▶ [Given exercise]
In the entries below, how many lines hold the string "text"? Give only the number.

===== Task data =====

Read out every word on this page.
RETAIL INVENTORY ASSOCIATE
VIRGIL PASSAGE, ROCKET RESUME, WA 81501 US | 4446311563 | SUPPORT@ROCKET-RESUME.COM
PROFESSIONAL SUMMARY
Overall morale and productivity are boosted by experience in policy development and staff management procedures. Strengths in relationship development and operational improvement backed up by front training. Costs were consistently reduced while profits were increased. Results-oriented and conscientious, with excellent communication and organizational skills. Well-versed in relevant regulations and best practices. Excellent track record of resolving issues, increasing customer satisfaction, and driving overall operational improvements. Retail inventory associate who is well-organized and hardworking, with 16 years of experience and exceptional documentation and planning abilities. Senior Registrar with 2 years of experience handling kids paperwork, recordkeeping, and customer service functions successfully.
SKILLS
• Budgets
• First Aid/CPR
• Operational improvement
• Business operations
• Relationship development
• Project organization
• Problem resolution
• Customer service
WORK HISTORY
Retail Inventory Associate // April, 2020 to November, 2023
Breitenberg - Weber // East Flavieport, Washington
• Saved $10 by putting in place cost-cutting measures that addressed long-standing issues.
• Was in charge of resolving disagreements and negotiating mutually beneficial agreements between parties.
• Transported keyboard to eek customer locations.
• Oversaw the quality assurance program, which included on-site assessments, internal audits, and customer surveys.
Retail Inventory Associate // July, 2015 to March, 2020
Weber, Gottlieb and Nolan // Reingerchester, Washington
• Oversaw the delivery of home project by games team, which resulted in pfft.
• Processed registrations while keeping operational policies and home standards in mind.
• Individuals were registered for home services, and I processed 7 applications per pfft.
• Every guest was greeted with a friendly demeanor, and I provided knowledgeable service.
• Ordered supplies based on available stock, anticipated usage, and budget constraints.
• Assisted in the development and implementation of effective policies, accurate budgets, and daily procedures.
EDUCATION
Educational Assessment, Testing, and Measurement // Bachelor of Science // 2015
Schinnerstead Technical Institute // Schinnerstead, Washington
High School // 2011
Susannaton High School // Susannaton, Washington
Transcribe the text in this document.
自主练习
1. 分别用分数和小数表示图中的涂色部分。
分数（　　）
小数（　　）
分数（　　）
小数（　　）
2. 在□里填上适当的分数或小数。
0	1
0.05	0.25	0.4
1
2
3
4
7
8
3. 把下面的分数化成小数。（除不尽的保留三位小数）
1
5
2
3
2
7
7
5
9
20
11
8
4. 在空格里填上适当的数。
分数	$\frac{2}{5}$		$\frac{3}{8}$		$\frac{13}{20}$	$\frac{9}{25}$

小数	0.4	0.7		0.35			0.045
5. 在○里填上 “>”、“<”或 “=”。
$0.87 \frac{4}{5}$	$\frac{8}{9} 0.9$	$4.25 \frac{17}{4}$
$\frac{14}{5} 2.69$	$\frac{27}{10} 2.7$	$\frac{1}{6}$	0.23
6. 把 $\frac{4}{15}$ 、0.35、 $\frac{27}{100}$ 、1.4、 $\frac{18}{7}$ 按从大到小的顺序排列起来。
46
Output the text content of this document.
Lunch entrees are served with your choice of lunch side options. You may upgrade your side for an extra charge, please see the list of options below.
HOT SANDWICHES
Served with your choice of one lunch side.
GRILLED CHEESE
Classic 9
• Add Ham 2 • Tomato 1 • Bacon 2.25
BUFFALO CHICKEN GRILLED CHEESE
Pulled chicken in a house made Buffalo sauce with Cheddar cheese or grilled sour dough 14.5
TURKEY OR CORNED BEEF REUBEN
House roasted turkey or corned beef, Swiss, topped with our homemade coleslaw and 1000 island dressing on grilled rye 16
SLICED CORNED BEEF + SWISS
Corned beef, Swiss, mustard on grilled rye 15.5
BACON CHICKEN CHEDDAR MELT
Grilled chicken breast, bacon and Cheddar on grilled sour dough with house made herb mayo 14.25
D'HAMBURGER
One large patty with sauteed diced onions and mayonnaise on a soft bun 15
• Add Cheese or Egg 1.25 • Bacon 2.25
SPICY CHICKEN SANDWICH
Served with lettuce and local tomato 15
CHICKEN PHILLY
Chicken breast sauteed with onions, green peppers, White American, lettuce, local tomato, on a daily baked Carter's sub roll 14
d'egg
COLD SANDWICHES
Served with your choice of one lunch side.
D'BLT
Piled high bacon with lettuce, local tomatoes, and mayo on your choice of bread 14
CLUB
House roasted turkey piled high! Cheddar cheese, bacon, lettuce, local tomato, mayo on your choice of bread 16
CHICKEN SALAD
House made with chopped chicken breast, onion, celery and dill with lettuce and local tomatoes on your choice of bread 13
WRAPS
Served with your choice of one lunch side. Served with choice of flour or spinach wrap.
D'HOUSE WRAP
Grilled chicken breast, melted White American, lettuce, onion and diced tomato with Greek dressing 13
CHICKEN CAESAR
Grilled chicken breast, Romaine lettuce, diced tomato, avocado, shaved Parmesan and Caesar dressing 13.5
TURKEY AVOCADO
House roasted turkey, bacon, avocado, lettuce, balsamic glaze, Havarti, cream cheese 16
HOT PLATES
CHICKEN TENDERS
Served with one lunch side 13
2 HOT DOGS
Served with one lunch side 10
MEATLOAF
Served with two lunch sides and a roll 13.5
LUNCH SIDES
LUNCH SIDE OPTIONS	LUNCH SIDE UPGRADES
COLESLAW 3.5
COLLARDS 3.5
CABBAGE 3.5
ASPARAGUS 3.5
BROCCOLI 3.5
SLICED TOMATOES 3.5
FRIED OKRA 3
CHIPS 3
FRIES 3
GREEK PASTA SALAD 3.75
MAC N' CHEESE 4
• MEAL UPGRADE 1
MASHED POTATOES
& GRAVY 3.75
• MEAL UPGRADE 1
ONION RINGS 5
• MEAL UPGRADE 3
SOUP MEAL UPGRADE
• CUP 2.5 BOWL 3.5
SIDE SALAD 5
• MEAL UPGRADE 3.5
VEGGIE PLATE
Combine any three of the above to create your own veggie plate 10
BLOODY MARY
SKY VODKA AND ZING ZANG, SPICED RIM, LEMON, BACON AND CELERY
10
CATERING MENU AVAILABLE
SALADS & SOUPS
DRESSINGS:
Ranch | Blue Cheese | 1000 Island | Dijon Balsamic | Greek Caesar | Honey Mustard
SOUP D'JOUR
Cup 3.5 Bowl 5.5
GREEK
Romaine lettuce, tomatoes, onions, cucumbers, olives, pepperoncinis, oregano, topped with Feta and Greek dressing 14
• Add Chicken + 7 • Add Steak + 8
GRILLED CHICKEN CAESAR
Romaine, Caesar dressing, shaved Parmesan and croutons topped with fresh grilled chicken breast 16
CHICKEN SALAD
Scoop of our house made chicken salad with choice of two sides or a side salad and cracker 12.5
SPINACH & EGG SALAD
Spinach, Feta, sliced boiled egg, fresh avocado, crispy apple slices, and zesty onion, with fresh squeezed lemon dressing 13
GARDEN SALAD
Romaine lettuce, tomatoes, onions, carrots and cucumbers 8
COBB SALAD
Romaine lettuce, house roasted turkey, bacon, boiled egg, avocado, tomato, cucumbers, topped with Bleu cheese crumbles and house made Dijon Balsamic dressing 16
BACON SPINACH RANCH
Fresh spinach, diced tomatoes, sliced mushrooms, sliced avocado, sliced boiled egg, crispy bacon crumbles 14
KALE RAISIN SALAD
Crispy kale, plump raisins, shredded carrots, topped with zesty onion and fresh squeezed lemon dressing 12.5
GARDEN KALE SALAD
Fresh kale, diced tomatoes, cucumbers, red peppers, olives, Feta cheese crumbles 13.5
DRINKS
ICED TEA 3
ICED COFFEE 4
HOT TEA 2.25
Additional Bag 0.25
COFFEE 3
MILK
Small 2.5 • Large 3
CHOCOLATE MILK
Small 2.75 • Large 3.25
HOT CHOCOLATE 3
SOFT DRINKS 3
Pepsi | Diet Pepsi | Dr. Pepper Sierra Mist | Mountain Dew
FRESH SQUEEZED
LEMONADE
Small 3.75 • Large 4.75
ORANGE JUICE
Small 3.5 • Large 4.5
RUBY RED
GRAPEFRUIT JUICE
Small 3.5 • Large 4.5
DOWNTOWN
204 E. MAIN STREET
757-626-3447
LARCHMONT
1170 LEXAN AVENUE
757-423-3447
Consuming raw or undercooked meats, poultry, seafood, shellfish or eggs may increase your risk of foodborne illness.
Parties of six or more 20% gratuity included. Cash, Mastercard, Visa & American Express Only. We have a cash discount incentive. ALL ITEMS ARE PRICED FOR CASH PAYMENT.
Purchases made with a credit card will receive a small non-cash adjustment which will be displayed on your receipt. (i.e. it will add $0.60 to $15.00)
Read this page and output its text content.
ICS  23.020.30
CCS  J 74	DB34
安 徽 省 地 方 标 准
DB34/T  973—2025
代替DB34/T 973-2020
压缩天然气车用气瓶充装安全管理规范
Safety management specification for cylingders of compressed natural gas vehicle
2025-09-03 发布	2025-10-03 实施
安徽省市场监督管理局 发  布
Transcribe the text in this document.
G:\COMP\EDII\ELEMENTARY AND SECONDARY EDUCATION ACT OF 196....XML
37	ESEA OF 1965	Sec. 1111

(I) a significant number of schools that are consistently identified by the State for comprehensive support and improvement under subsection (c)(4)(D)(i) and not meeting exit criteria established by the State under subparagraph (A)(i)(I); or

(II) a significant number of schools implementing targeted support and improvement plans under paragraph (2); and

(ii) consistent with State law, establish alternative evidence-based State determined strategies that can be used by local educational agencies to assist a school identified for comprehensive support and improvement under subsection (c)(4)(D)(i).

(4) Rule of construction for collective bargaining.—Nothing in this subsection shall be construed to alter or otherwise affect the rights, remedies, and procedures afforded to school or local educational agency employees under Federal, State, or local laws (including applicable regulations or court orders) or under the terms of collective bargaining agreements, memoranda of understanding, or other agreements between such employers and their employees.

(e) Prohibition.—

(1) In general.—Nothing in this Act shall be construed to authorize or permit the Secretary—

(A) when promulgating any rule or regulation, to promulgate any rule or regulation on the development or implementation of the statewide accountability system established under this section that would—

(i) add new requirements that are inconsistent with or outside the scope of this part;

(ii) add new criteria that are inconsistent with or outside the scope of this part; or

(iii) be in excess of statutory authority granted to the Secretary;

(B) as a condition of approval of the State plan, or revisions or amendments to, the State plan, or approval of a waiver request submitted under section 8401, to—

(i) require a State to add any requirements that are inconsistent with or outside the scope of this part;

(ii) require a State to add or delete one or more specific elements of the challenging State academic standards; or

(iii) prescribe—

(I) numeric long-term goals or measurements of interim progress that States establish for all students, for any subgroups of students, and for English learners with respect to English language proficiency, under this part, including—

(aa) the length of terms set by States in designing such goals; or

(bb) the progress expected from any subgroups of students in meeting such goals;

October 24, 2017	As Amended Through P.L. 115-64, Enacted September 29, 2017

=====

▶ [Reply to the exercise]
4